● Goal of the exercise:
Say how many lines contain "amount"; the answer is the number alone.

Saved data entries:
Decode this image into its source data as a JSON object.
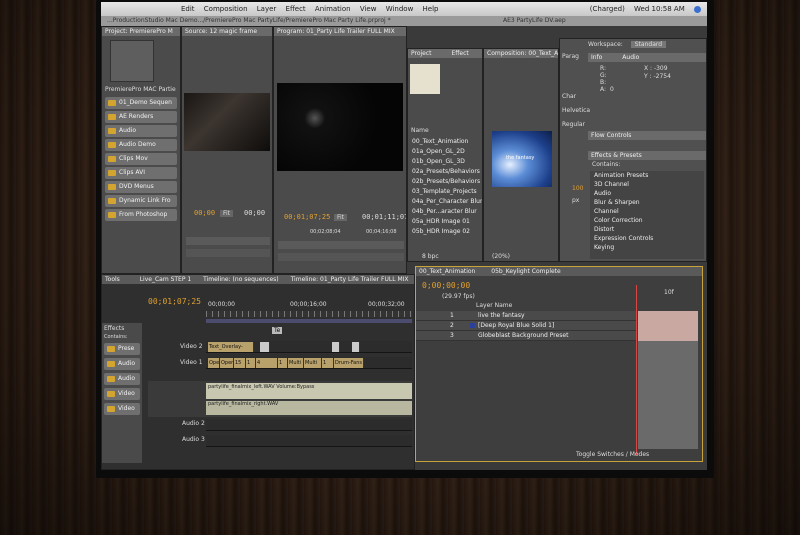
{
  "menubar": {
    "left_items": [
      "Edit",
      "Composition",
      "Layer",
      "Effect",
      "Animation",
      "View",
      "Window",
      "Help"
    ],
    "charged_text": "(Charged)",
    "clock": "Wed 10:58 AM"
  },
  "titlebar": {
    "left_path": "...ProductionStudio Mac Demo.../PremierePro Mac PartyLife/PremierePro Mac Party Life.prproj *",
    "right_file": "AE3 PartyLife DV.aep"
  },
  "project_panel": {
    "tab": "Project: PremierePro M",
    "name_label": "PremierePro MAC Partie",
    "items": [
      "01_Demo Sequen",
      "AE Renders",
      "Audio",
      "Audio Demo",
      "Clips Mov",
      "Clips AVI",
      "DVD Menus",
      "Dynamic Link Fro",
      "From Photoshop"
    ]
  },
  "source_monitor": {
    "tab": "Source: 12 magic frame",
    "timecode": "00;00",
    "timecode_right": "00;00",
    "fit": "Fit"
  },
  "program_monitor": {
    "tab": "Program: 01_Party Life Trailer FULL MIX",
    "timecode": "00;01;07;25",
    "fit": "Fit",
    "duration": "00;01;11;07",
    "ruler_mid": "00;02;08;04",
    "ruler_end": "00;04;16;08"
  },
  "timeline": {
    "tools_tab": "Tools",
    "cam_tab": "Live_Cam STEP 1",
    "empty_tab": "Timeline: (no sequences)",
    "main_tab": "Timeline: 01_Party Life Trailer FULL MIX",
    "timecode": "00;01;07;25",
    "ruler_start": "00;00;00",
    "ruler_mid": "00;00;16;00",
    "ruler_end": "00;00;32;00",
    "te_marker": "Te",
    "tracks": {
      "video2": "Video 2",
      "video1": "Video 1",
      "audio2": "Audio 2",
      "audio3": "Audio 3"
    },
    "video2_clip": "Text_Overlay-",
    "video1_clips": [
      "Open",
      "Open",
      "15",
      "1",
      "4",
      "1",
      "Multi",
      "Multi",
      "1",
      "Drum-Fans"
    ],
    "audio_left": "partylife_finalmix_left.WAV Volume:Bypass",
    "audio_right": "partylife_finalmix_right.WAV",
    "effects_tab": "Effects",
    "effects_contains": "Contains:",
    "effects_items": [
      "Prese",
      "Audio",
      "Audio",
      "Video",
      "Video"
    ]
  },
  "ae_project": {
    "tab": "Project",
    "tab2": "Effect",
    "name_col": "Name",
    "items": [
      "00_Text_Animation",
      "01a_Open_GL_2D",
      "01b_Open_GL_3D",
      "02a_Presets/Behaviors",
      "02b_Presets/Behaviors",
      "03_Template_Projects",
      "04a_Per_Character Blur",
      "04b_Per...aracter Blur",
      "05a_HDR Image 01",
      "05b_HDR Image 02"
    ],
    "bpc": "8 bpc"
  },
  "ae_comp": {
    "tab": "Composition: 00_Text_A",
    "zoom": "(20%)",
    "comp_text": "the fantasy"
  },
  "ae_right": {
    "workspace_label": "Workspace:",
    "workspace_value": "Standard",
    "info_tab": "Info",
    "audio_tab": "Audio",
    "r": "R:",
    "g": "G:",
    "b": "B:",
    "a": "A:",
    "a_val": "0",
    "x": "X : -309",
    "y": "Y : -2754",
    "para_tab": "Parag",
    "char_tab": "Char",
    "font": "Helvetica",
    "style": "Regular",
    "px": "px",
    "size_val": "100",
    "flow_tab": "Flow Controls",
    "effects_tab": "Effects & Presets",
    "contains": "Contains:",
    "effects_items": [
      "Animation Presets",
      "3D Channel",
      "Audio",
      "Blur & Sharpen",
      "Channel",
      "Color Correction",
      "Distort",
      "Expression Controls",
      "Keying"
    ]
  },
  "ae_timeline": {
    "tab1": "00_Text_Animation",
    "tab2": "05b_Keylight Complete",
    "timecode": "0;00;00;00",
    "fps": "(29.97 fps)",
    "layer_name_col": "Layer Name",
    "layers": [
      {
        "num": "1",
        "name": "live the fantasy"
      },
      {
        "num": "2",
        "name": "[Deep Royal Blue Solid 1]"
      },
      {
        "num": "3",
        "name": "Globeblast Background Preset"
      }
    ],
    "ruler_label": "10f",
    "toggle": "Toggle Switches / Modes"
  },
  "colors": {
    "timecode_orange": "#e0a030",
    "ae_timeline_border": "#c9a23a",
    "folder_gold": "#d4a431",
    "clip_tan": "#b9a16b"
  }
}
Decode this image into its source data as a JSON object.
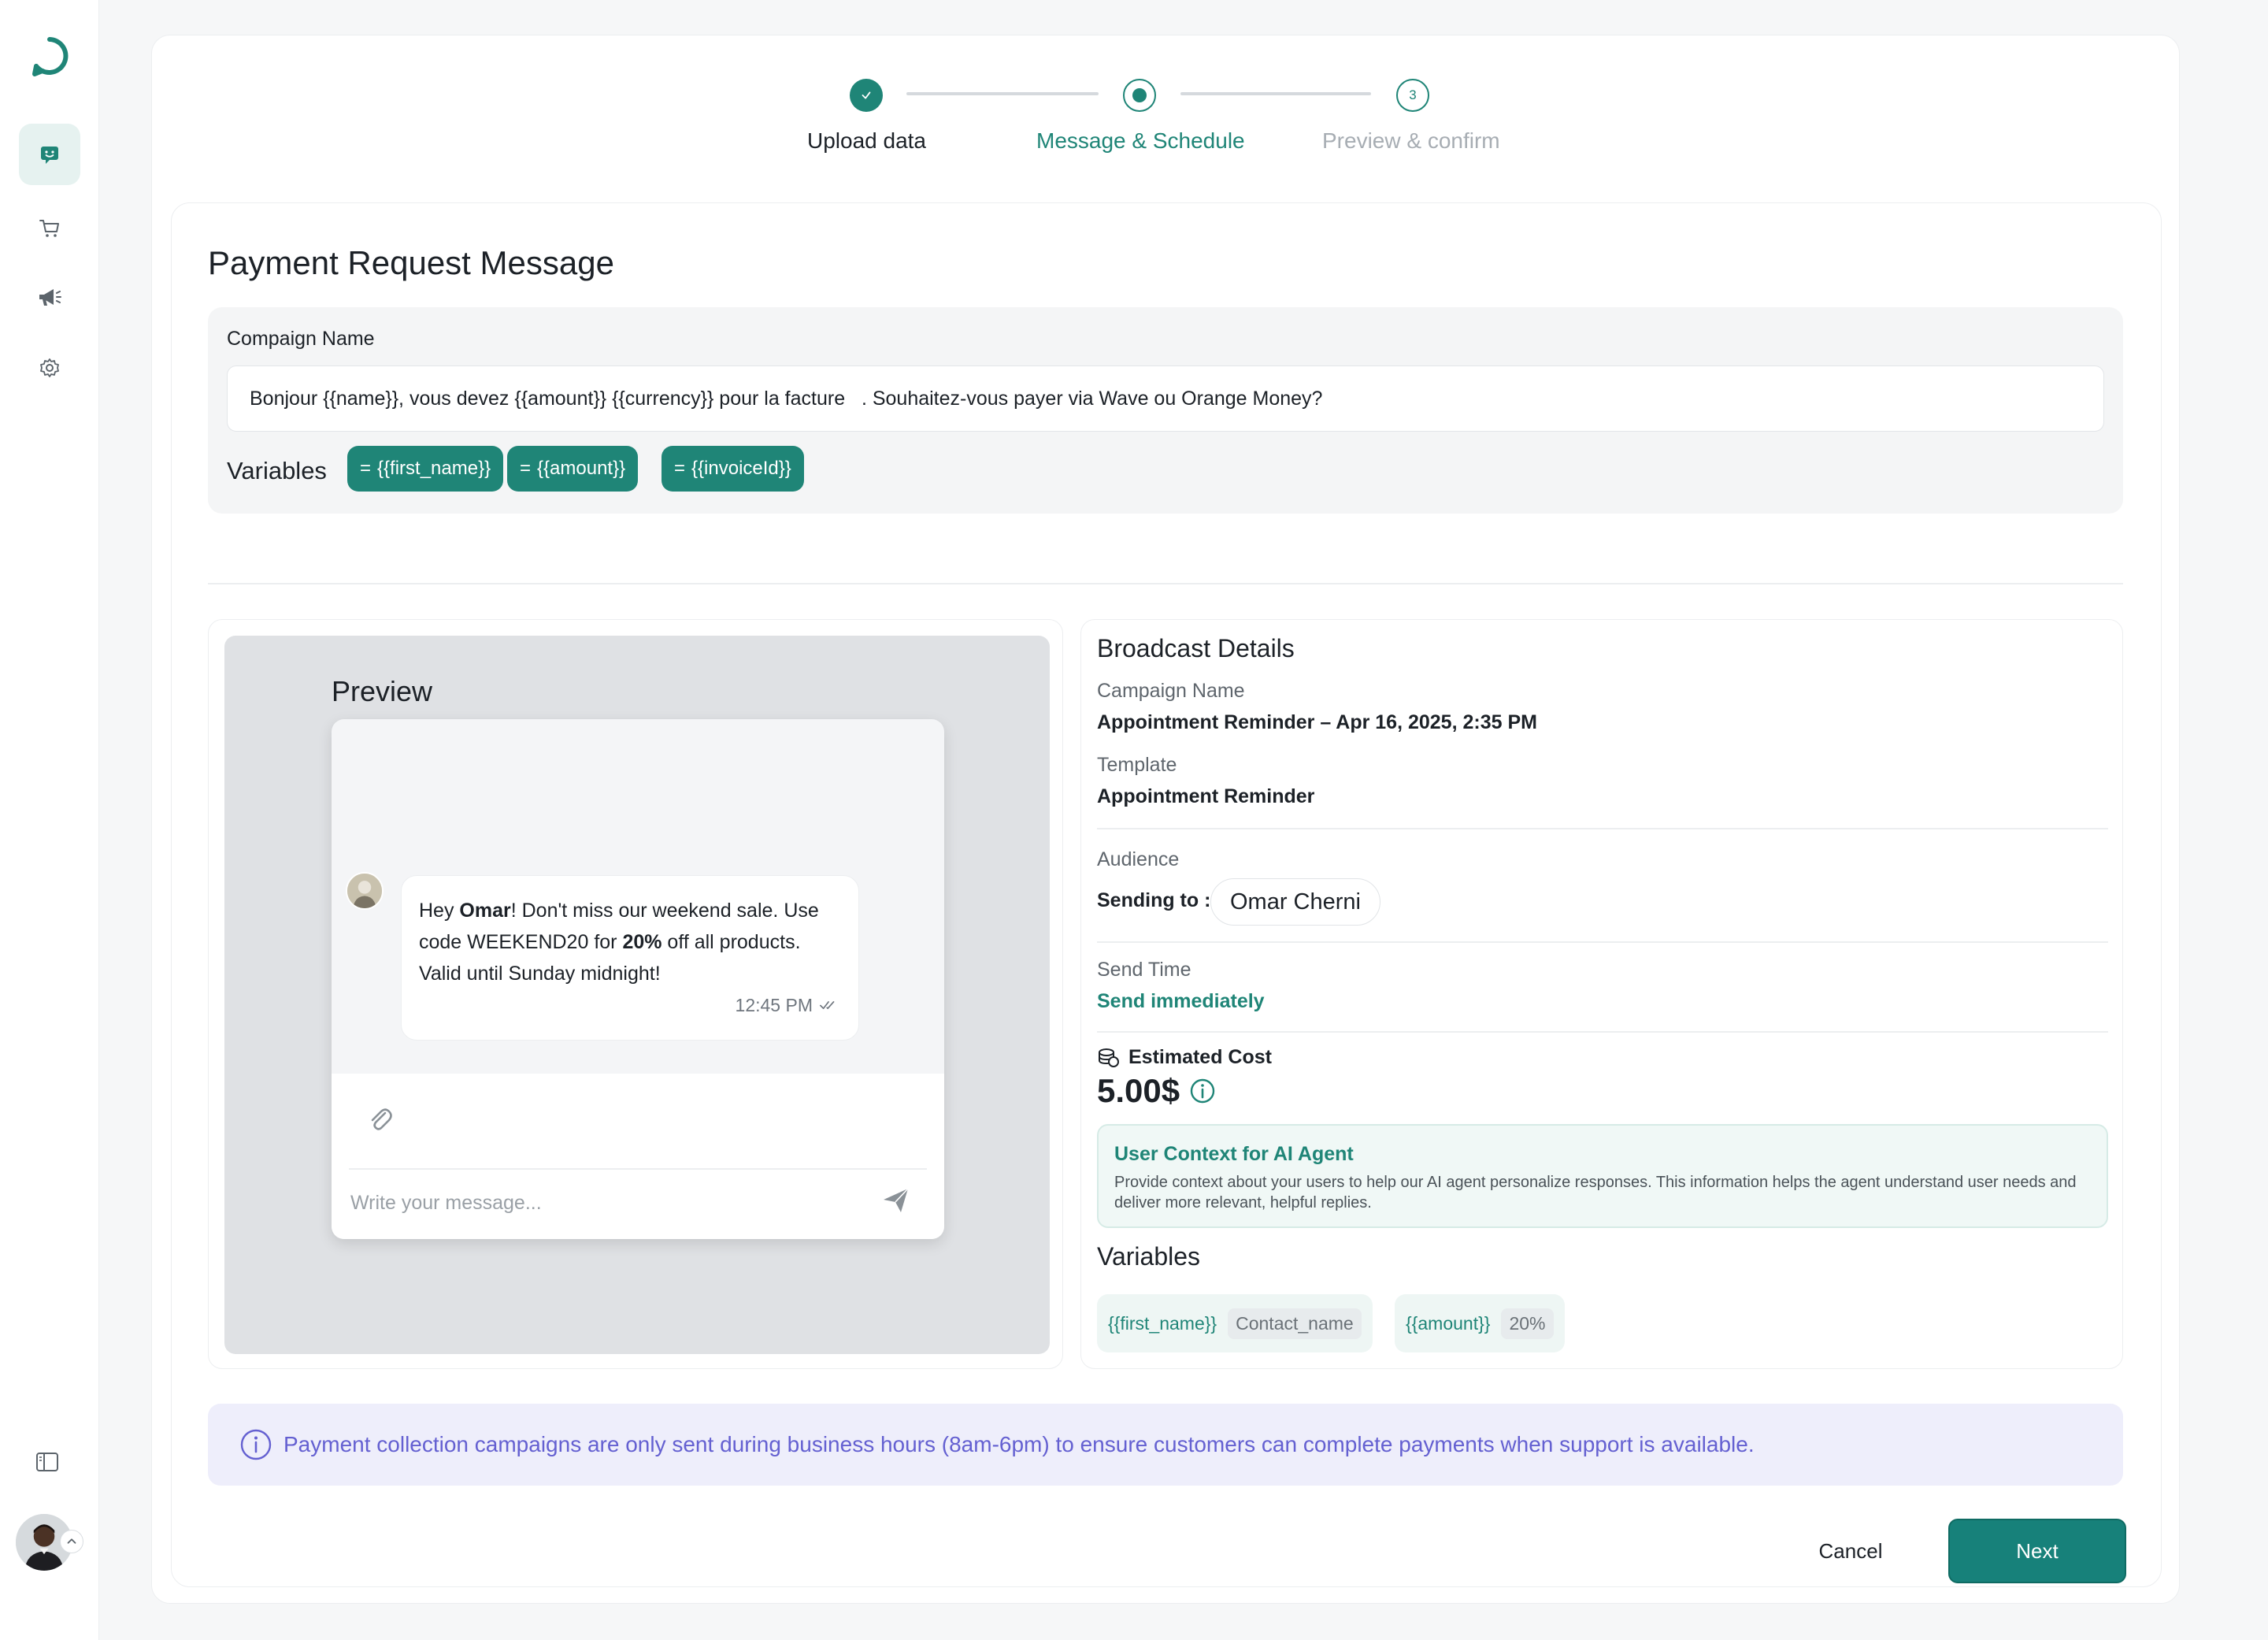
{
  "sidebar": {
    "items": [
      {
        "icon": "chat-icon",
        "active": true
      },
      {
        "icon": "cart-icon",
        "active": false
      },
      {
        "icon": "megaphone-icon",
        "active": false
      },
      {
        "icon": "gear-icon",
        "active": false
      }
    ]
  },
  "stepper": {
    "steps": [
      {
        "label": "Upload data",
        "state": "complete"
      },
      {
        "label": "Message & Schedule",
        "state": "active"
      },
      {
        "label": "Preview & confirm",
        "state": "pending",
        "number": "3"
      }
    ]
  },
  "page": {
    "title": "Payment Request Message"
  },
  "compose": {
    "label": "Compaign Name",
    "message": "Bonjour {{name}}, vous devez {{amount}} {{currency}} pour la facture   . Souhaitez-vous payer via Wave ou Orange Money?",
    "variables_label": "Variables",
    "variables": [
      "{{first_name}}",
      "{{amount}}",
      "{{invoiceId}}"
    ]
  },
  "preview": {
    "title": "Preview",
    "bubble": {
      "part1": "Hey ",
      "name": "Omar",
      "part2": "! Don't miss our weekend sale. Use code WEEKEND20 for ",
      "discount": "20%",
      "part3": " off all products. Valid until Sunday midnight!",
      "time": "12:45 PM"
    },
    "input_placeholder": "Write your message..."
  },
  "details": {
    "title": "Broadcast Details",
    "campaign_label": "Campaign Name",
    "campaign_value": "Appointment Reminder – Apr 16, 2025, 2:35 PM",
    "template_label": "Template",
    "template_value": "Appointment Reminder",
    "audience_label": "Audience",
    "sending_to_label": "Sending to :",
    "sending_to_value": "Omar Cherni",
    "send_time_label": "Send Time",
    "send_time_value": "Send immediately",
    "estimated_cost_label": "Estimated Cost",
    "estimated_cost_value": "5.00$",
    "ai_title": "User Context for AI Agent",
    "ai_desc": "Provide context about your users to help our AI agent personalize responses. This information helps the agent understand user needs and deliver more relevant, helpful replies.",
    "variables_title": "Variables",
    "variables": [
      {
        "name": "{{first_name}}",
        "value": "Contact_name"
      },
      {
        "name": "{{amount}}",
        "value": "20%"
      }
    ]
  },
  "notice": {
    "text": "Payment collection campaigns are only sent during business hours (8am-6pm) to ensure customers can complete payments when support is available."
  },
  "actions": {
    "cancel": "Cancel",
    "next": "Next"
  },
  "colors": {
    "accent": "#1f8577",
    "notice": "#6460d1"
  }
}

● Result:
3